● Raw records
★ ★ ★ ★ ★

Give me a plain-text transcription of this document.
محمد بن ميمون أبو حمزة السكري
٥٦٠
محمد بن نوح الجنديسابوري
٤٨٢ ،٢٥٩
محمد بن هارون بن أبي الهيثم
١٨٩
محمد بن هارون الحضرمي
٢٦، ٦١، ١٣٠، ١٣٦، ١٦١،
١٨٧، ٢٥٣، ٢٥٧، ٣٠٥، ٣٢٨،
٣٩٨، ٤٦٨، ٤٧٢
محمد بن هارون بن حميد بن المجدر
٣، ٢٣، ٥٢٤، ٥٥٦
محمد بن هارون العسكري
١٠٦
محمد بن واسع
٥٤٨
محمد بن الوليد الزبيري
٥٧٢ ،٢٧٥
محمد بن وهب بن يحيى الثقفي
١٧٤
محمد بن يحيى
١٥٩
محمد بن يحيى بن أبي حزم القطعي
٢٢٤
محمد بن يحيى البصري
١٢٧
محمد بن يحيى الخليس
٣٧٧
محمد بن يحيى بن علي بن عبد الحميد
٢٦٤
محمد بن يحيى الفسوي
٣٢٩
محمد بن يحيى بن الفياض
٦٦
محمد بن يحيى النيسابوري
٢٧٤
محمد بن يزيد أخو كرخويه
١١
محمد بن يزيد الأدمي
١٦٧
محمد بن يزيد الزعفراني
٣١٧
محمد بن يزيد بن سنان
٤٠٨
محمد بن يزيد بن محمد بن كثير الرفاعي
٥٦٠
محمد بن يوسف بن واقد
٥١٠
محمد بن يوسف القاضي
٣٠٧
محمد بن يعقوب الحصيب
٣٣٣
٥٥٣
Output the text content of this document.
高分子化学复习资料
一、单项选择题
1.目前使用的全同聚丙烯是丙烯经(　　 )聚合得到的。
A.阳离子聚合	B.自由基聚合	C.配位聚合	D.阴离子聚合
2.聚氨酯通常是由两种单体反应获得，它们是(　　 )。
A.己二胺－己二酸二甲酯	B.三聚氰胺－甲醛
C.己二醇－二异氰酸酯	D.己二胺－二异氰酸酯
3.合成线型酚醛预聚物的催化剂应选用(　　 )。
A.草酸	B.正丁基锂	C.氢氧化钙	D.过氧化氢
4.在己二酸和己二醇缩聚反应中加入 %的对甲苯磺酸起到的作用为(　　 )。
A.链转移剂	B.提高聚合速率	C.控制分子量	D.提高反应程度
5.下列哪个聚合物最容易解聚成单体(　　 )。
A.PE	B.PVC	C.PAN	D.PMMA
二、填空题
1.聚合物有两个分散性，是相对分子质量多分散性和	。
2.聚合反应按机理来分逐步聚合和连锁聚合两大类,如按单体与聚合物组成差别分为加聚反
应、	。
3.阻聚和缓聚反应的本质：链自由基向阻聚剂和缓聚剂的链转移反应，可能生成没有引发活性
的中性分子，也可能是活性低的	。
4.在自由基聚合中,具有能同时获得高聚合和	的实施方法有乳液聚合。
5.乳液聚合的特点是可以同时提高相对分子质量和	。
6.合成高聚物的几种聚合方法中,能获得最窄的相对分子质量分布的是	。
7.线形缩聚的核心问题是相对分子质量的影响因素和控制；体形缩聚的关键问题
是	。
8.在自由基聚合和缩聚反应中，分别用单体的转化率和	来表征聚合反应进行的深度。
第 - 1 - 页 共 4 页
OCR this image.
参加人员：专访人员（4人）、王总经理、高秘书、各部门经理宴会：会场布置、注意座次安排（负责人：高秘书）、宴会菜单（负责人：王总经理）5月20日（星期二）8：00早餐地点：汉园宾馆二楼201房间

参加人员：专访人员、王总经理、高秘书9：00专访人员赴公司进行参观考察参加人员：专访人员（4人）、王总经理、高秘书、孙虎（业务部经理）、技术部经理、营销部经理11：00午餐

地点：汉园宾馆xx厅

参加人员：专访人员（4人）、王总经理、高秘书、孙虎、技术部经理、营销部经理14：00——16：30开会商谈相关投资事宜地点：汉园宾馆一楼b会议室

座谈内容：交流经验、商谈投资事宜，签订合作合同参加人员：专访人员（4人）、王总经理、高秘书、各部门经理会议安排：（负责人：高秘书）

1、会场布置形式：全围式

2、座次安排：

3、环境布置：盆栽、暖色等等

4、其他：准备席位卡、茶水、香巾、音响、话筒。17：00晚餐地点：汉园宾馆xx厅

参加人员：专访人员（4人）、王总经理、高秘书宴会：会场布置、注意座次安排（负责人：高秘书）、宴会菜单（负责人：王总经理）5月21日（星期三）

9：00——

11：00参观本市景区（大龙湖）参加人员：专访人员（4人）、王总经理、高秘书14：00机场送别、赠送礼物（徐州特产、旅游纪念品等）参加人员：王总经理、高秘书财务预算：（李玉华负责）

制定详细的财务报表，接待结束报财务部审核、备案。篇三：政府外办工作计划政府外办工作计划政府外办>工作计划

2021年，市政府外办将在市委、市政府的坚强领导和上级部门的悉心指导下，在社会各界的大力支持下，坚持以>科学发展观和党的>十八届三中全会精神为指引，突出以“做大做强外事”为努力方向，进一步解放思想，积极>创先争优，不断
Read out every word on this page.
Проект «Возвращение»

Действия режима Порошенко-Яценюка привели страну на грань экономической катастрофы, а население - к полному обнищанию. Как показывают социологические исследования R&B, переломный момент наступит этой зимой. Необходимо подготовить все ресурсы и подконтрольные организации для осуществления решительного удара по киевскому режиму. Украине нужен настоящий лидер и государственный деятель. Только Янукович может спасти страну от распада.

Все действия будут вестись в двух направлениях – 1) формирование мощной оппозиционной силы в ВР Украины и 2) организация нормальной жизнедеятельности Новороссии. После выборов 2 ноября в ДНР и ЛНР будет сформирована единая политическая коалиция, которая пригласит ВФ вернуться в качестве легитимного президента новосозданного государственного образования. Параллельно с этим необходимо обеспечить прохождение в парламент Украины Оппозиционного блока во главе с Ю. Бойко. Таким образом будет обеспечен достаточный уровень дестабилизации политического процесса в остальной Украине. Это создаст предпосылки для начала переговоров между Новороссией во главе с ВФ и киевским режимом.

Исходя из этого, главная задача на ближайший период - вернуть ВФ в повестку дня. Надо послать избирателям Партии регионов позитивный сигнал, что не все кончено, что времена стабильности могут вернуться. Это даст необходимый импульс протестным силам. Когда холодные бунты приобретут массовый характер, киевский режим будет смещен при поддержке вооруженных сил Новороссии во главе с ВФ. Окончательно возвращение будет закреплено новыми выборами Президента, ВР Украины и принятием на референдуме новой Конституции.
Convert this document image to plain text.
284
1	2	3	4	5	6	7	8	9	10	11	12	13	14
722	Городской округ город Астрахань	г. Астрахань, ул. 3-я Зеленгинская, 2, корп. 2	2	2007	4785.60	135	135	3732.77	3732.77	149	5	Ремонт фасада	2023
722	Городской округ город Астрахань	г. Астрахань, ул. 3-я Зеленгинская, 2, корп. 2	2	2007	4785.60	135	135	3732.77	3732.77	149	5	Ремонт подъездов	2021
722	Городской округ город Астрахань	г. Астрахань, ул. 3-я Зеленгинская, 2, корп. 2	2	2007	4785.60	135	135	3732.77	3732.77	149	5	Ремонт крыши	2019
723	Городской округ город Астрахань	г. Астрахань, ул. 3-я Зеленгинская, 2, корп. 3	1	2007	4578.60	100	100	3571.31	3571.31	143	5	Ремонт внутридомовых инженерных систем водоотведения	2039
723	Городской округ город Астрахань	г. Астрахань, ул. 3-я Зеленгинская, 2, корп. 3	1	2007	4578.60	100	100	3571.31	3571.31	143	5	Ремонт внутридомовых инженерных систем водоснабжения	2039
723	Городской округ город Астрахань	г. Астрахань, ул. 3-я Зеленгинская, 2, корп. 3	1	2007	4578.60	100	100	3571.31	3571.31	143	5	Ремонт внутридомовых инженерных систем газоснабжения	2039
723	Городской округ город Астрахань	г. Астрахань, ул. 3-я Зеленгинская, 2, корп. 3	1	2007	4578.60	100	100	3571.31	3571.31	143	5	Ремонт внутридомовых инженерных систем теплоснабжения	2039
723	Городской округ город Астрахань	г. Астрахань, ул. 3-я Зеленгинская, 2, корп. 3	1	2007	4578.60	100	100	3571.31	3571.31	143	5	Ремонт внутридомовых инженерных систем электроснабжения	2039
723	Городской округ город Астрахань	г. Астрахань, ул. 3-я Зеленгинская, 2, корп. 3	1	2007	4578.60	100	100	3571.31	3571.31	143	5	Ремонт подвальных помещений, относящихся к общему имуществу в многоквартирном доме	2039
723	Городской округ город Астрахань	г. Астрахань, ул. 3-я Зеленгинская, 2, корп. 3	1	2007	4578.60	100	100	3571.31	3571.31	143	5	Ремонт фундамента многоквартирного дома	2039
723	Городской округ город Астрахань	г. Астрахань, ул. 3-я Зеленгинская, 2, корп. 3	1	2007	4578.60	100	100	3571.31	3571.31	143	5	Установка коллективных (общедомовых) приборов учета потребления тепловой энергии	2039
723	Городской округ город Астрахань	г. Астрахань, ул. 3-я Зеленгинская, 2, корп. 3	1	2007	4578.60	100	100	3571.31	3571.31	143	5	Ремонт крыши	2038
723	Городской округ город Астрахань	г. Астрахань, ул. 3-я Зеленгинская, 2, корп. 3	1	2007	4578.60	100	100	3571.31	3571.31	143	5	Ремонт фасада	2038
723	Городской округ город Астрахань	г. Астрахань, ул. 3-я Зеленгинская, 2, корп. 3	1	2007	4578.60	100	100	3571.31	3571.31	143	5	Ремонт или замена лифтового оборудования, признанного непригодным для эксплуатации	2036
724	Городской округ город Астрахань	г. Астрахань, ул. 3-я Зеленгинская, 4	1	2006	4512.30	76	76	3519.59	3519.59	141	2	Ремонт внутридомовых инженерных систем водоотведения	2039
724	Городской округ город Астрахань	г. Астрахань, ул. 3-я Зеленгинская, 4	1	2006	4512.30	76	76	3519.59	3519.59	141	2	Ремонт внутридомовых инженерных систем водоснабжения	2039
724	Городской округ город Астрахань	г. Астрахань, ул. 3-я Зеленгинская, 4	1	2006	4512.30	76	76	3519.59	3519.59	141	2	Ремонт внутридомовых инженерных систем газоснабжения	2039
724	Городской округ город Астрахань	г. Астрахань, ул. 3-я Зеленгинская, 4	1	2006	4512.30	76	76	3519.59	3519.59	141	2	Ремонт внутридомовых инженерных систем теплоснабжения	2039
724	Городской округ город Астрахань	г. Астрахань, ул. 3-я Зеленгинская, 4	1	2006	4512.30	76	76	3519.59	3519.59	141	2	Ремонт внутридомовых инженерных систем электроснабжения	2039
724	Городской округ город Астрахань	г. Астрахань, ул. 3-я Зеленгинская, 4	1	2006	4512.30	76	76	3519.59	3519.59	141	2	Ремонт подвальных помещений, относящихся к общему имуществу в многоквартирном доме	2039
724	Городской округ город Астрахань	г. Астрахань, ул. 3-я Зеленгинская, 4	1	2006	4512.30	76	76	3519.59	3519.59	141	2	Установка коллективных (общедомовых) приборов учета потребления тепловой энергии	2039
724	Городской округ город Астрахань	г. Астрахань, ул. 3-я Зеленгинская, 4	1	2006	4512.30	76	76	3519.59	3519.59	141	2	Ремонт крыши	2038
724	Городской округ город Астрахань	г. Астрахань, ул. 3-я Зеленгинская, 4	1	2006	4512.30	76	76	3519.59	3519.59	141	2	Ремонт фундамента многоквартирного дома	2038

★ ★ ★ ★ ★

● What needs to be done
Wherever the word "инженерных" occurs in a line of the listing, copy that line.

● Output of the exercise
723	Городской округ город Астрахань	г. Астрахань, ул. 3-я Зеленгинская, 2, корп. 3	1	2007	4578.60	100	100	3571.31	3571.31	143	5	Ремонт внутридомовых инженерных систем водоотведения	2039
723	Городской округ город Астрахань	г. Астрахань, ул. 3-я Зеленгинская, 2, корп. 3	1	2007	4578.60	100	100	3571.31	3571.31	143	5	Ремонт внутридомовых инженерных систем водоснабжения	2039
723	Городской округ город Астрахань	г. Астрахань, ул. 3-я Зеленгинская, 2, корп. 3	1	2007	4578.60	100	100	3571.31	3571.31	143	5	Ремонт внутридомовых инженерных систем газоснабжения	2039
723	Городской округ город Астрахань	г. Астрахань, ул. 3-я Зеленгинская, 2, корп. 3	1	2007	4578.60	100	100	3571.31	3571.31	143	5	Ремонт внутридомовых инженерных систем теплоснабжения	2039
723	Городской округ город Астрахань	г. Астрахань, ул. 3-я Зеленгинская, 2, корп. 3	1	2007	4578.60	100	100	3571.31	3571.31	143	5	Ремонт внутридомовых инженерных систем электроснабжения	2039
724	Городской округ город Астрахань	г. Астрахань, ул. 3-я Зеленгинская, 4	1	2006	4512.30	76	76	3519.59	3519.59	141	2	Ремонт внутридомовых инженерных систем водоотведения	2039
724	Городской округ город Астрахань	г. Астрахань, ул. 3-я Зеленгинская, 4	1	2006	4512.30	76	76	3519.59	3519.59	141	2	Ремонт внутридомовых инженерных систем водоснабжения	2039
724	Городской округ город Астрахань	г. Астрахань, ул. 3-я Зеленгинская, 4	1	2006	4512.30	76	76	3519.59	3519.59	141	2	Ремонт внутридомовых инженерных систем газоснабжения	2039
724	Городской округ город Астрахань	г. Астрахань, ул. 3-я Зеленгинская, 4	1	2006	4512.30	76	76	3519.59	3519.59	141	2	Ремонт внутридомовых инженерных систем теплоснабжения	2039
724	Городской округ город Астрахань	г. Астрахань, ул. 3-я Зеленгинская, 4	1	2006	4512.30	76	76	3519.59	3519.59	141	2	Ремонт внутридомовых инженерных систем электроснабжения	2039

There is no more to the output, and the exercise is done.